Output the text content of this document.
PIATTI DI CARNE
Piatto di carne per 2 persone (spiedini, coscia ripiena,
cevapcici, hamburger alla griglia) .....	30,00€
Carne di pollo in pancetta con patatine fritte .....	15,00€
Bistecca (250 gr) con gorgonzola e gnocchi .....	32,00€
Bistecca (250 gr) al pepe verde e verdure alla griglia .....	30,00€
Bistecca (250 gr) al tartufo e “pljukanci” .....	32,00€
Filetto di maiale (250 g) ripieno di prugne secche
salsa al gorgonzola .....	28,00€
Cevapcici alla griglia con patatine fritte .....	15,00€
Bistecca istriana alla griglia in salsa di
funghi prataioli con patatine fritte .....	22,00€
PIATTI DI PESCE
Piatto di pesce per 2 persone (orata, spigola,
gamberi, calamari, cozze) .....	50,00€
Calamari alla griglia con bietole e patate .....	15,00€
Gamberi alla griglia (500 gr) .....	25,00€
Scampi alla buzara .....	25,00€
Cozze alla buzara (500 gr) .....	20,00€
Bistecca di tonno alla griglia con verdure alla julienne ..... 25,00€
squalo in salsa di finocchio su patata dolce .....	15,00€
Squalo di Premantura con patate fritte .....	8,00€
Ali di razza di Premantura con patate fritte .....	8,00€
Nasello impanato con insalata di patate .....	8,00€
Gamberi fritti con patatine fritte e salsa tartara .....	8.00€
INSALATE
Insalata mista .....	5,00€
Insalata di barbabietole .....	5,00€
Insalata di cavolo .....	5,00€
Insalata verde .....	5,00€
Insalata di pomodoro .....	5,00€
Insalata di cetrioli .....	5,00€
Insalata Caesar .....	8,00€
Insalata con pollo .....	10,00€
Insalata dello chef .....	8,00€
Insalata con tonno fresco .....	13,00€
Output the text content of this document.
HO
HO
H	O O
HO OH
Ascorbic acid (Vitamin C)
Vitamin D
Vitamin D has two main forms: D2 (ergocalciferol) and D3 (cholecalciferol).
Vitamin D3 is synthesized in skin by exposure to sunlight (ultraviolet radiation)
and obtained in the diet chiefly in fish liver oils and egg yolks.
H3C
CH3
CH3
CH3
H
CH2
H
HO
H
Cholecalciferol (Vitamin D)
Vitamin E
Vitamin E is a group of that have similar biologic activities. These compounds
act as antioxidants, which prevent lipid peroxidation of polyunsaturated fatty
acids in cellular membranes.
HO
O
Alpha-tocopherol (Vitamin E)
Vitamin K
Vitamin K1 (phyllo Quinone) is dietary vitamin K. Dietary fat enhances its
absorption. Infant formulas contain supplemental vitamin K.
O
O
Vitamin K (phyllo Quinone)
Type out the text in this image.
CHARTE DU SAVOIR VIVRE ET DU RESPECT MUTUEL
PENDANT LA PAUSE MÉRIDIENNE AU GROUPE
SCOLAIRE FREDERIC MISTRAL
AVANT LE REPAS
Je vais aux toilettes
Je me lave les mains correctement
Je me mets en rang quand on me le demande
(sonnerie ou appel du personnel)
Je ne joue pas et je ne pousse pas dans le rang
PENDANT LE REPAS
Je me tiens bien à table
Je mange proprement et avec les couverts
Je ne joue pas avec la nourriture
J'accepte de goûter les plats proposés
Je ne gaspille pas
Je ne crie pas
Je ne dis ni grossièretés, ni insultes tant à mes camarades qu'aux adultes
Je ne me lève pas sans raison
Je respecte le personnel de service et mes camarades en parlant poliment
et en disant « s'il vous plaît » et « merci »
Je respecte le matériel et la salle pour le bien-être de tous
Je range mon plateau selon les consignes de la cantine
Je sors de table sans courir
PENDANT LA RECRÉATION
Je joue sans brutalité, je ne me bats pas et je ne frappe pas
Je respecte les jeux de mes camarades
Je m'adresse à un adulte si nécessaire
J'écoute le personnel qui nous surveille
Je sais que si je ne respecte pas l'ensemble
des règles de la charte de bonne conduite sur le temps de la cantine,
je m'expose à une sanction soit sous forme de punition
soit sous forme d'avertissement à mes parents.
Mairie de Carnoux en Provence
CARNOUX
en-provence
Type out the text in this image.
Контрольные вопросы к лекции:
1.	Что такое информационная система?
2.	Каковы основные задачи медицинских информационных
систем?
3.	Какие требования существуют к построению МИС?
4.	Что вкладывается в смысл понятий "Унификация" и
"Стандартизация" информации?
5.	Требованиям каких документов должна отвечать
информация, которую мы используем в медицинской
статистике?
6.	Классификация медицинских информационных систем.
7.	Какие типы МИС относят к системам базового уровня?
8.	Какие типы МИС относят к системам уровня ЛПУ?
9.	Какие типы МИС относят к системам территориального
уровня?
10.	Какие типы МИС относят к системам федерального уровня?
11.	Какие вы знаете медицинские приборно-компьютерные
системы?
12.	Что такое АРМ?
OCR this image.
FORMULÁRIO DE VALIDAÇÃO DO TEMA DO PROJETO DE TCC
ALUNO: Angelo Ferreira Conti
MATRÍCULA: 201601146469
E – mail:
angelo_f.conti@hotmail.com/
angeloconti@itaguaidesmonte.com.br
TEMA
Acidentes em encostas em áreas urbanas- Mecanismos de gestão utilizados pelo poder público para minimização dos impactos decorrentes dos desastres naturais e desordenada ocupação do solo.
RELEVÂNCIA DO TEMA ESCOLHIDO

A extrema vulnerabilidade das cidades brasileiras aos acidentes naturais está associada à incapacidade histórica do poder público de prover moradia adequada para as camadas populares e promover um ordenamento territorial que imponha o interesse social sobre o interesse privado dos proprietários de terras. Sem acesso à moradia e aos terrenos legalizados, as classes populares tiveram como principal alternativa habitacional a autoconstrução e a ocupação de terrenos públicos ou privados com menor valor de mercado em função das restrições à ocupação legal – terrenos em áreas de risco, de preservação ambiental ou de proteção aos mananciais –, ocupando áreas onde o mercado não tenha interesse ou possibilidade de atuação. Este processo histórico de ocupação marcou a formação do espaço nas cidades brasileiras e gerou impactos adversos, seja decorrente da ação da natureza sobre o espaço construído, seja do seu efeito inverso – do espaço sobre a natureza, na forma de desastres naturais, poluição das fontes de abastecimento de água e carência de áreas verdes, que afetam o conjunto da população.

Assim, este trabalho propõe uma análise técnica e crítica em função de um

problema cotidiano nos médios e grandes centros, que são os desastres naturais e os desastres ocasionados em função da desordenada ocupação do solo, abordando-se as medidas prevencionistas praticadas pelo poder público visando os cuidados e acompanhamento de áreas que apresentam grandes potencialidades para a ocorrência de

● **EXERCISE DETAILS**
Extract, word for word, each line of the listing above.

● **ANSWER FOR THE TASK**
Output the text content of this document.
PIATTI DI CARNE
Piatto di carne per 2 persone (spiedini, coscia ripiena,
cevapcici, hamburger alla griglia) .....	30,00€
Carne di pollo in pancetta con patatine fritte .....	15,00€
Bistecca (250 gr) con gorgonzola e gnocchi .....	32,00€
Bistecca (250 gr) al pepe verde e verdure alla griglia .....	30,00€
Bistecca (250 gr) al tartufo e “pljukanci” .....	32,00€
Filetto di maiale (250 g) ripieno di prugne secche
salsa al gorgonzola .....	28,00€
Cevapcici alla griglia con patatine fritte .....	15,00€
Bistecca istriana alla griglia in salsa di
funghi prataioli con patatine fritte .....	22,00€
PIATTI DI PESCE
Piatto di pesce per 2 persone (orata, spigola,
gamberi, calamari, cozze) .....	50,00€
Calamari alla griglia con bietole e patate .....	15,00€
Gamberi alla griglia (500 gr) .....	25,00€
Scampi alla buzara .....	25,00€
Cozze alla buzara (500 gr) .....	20,00€
Bistecca di tonno alla griglia con verdure alla julienne ..... 25,00€
squalo in salsa di finocchio su patata dolce .....	15,00€
Squalo di Premantura con patate fritte .....	8,00€
Ali di razza di Premantura con patate fritte .....	8,00€
Nasello impanato con insalata di patate .....	8,00€
Gamberi fritti con patatine fritte e salsa tartara .....	8.00€
INSALATE
Insalata mista .....	5,00€
Insalata di barbabietole .....	5,00€
Insalata di cavolo .....	5,00€
Insalata verde .....	5,00€
Insalata di pomodoro .....	5,00€
Insalata di cetrioli .....	5,00€
Insalata Caesar .....	8,00€
Insalata con pollo .....	10,00€
Insalata dello chef .....	8,00€
Insalata con tonno fresco .....	13,00€
Output the text content of this document.
HO
HO
H	O O
HO OH
Ascorbic acid (Vitamin C)
Vitamin D
Vitamin D has two main forms: D2 (ergocalciferol) and D3 (cholecalciferol).
Vitamin D3 is synthesized in skin by exposure to sunlight (ultraviolet radiation)
and obtained in the diet chiefly in fish liver oils and egg yolks.
H3C
CH3
CH3
CH3
H
CH2
H
HO
H
Cholecalciferol (Vitamin D)
Vitamin E
Vitamin E is a group of that have similar biologic activities. These compounds
act as antioxidants, which prevent lipid peroxidation of polyunsaturated fatty
acids in cellular membranes.
HO
O
Alpha-tocopherol (Vitamin E)
Vitamin K
Vitamin K1 (phyllo Quinone) is dietary vitamin K. Dietary fat enhances its
absorption. Infant formulas contain supplemental vitamin K.
O
O
Vitamin K (phyllo Quinone)
Type out the text in this image.
CHARTE DU SAVOIR VIVRE ET DU RESPECT MUTUEL
PENDANT LA PAUSE MÉRIDIENNE AU GROUPE
SCOLAIRE FREDERIC MISTRAL
AVANT LE REPAS
Je vais aux toilettes
Je me lave les mains correctement
Je me mets en rang quand on me le demande
(sonnerie ou appel du personnel)
Je ne joue pas et je ne pousse pas dans le rang
PENDANT LE REPAS
Je me tiens bien à table
Je mange proprement et avec les couverts
Je ne joue pas avec la nourriture
J'accepte de goûter les plats proposés
Je ne gaspille pas
Je ne crie pas
Je ne dis ni grossièretés, ni insultes tant à mes camarades qu'aux adultes
Je ne me lève pas sans raison
Je respecte le personnel de service et mes camarades en parlant poliment
et en disant « s'il vous plaît » et « merci »
Je respecte le matériel et la salle pour le bien-être de tous
Je range mon plateau selon les consignes de la cantine
Je sors de table sans courir
PENDANT LA RECRÉATION
Je joue sans brutalité, je ne me bats pas et je ne frappe pas
Je respecte les jeux de mes camarades
Je m'adresse à un adulte si nécessaire
J'écoute le personnel qui nous surveille
Je sais que si je ne respecte pas l'ensemble
des règles de la charte de bonne conduite sur le temps de la cantine,
je m'expose à une sanction soit sous forme de punition
soit sous forme d'avertissement à mes parents.
Mairie de Carnoux en Provence
CARNOUX
en-provence
Type out the text in this image.
Контрольные вопросы к лекции:
1.	Что такое информационная система?
2.	Каковы основные задачи медицинских информационных
систем?
3.	Какие требования существуют к построению МИС?
4.	Что вкладывается в смысл понятий "Унификация" и
"Стандартизация" информации?
5.	Требованиям каких документов должна отвечать
информация, которую мы используем в медицинской
статистике?
6.	Классификация медицинских информационных систем.
7.	Какие типы МИС относят к системам базового уровня?
8.	Какие типы МИС относят к системам уровня ЛПУ?
9.	Какие типы МИС относят к системам территориального
уровня?
10.	Какие типы МИС относят к системам федерального уровня?
11.	Какие вы знаете медицинские приборно-компьютерные
системы?
12.	Что такое АРМ?
OCR this image.
FORMULÁRIO DE VALIDAÇÃO DO TEMA DO PROJETO DE TCC
ALUNO: Angelo Ferreira Conti
MATRÍCULA: 201601146469
E – mail:
angelo_f.conti@hotmail.com/
angeloconti@itaguaidesmonte.com.br
TEMA
Acidentes em encostas em áreas urbanas- Mecanismos de gestão utilizados pelo poder público para minimização dos impactos decorrentes dos desastres naturais e desordenada ocupação do solo.
RELEVÂNCIA DO TEMA ESCOLHIDO

A extrema vulnerabilidade das cidades brasileiras aos acidentes naturais está associada à incapacidade histórica do poder público de prover moradia adequada para as camadas populares e promover um ordenamento territorial que imponha o interesse social sobre o interesse privado dos proprietários de terras. Sem acesso à moradia e aos terrenos legalizados, as classes populares tiveram como principal alternativa habitacional a autoconstrução e a ocupação de terrenos públicos ou privados com menor valor de mercado em função das restrições à ocupação legal – terrenos em áreas de risco, de preservação ambiental ou de proteção aos mananciais –, ocupando áreas onde o mercado não tenha interesse ou possibilidade de atuação. Este processo histórico de ocupação marcou a formação do espaço nas cidades brasileiras e gerou impactos adversos, seja decorrente da ação da natureza sobre o espaço construído, seja do seu efeito inverso – do espaço sobre a natureza, na forma de desastres naturais, poluição das fontes de abastecimento de água e carência de áreas verdes, que afetam o conjunto da população.

Assim, este trabalho propõe uma análise técnica e crítica em função de um

problema cotidiano nos médios e grandes centros, que são os desastres naturais e os desastres ocasionados em função da desordenada ocupação do solo, abordando-se as medidas prevencionistas praticadas pelo poder público visando os cuidados e acompanhamento de áreas que apresentam grandes potencialidades para a ocorrência de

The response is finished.